Problem:
Would you please copy each line of the data in which the string "median" occurs?
───── Task inputs
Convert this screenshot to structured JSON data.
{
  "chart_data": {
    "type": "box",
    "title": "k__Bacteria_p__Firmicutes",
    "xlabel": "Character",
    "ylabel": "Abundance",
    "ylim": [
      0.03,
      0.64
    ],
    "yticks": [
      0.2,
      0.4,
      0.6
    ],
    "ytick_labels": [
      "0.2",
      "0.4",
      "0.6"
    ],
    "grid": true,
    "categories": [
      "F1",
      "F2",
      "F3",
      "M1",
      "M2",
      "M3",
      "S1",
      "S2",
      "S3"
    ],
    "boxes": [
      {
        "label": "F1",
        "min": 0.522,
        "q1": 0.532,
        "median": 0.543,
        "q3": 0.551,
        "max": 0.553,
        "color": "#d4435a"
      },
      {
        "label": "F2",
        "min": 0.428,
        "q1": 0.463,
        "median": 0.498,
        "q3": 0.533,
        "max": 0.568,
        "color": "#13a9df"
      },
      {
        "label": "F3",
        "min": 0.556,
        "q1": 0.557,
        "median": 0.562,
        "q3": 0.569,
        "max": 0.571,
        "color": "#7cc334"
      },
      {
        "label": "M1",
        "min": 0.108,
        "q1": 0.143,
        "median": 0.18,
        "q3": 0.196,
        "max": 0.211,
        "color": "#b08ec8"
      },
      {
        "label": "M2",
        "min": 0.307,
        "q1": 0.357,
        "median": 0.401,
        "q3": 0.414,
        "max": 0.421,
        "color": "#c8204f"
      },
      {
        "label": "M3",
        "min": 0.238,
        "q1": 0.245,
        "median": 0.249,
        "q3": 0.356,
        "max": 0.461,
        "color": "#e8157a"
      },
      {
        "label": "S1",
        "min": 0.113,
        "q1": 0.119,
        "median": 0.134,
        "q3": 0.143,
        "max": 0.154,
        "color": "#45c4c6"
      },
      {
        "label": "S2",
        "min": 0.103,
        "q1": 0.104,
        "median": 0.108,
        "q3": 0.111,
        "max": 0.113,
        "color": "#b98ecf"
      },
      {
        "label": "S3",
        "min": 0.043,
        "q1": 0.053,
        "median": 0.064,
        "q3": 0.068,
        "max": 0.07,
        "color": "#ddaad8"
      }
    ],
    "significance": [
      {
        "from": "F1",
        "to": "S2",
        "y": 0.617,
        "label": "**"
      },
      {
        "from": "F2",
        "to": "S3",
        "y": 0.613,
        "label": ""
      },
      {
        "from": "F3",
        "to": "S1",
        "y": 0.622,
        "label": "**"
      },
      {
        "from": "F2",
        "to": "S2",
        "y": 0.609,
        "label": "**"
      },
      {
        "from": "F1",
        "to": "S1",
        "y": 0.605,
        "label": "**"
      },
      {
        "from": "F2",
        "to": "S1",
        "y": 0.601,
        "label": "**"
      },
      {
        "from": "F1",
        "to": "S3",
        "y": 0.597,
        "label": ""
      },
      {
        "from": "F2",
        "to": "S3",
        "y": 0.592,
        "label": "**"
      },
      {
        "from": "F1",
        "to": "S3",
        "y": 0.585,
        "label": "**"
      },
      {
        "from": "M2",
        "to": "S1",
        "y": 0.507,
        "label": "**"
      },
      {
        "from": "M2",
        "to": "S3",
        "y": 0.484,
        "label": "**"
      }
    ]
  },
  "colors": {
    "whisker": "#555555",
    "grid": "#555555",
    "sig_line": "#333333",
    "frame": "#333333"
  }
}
──────────
Answer to this task:
        "median": 0.543,
        "median": 0.498,
        "median": 0.562,
        "median": 0.18,
        "median": 0.401,
        "median": 0.249,
        "median": 0.134,
        "median": 0.108,
        "median": 0.064,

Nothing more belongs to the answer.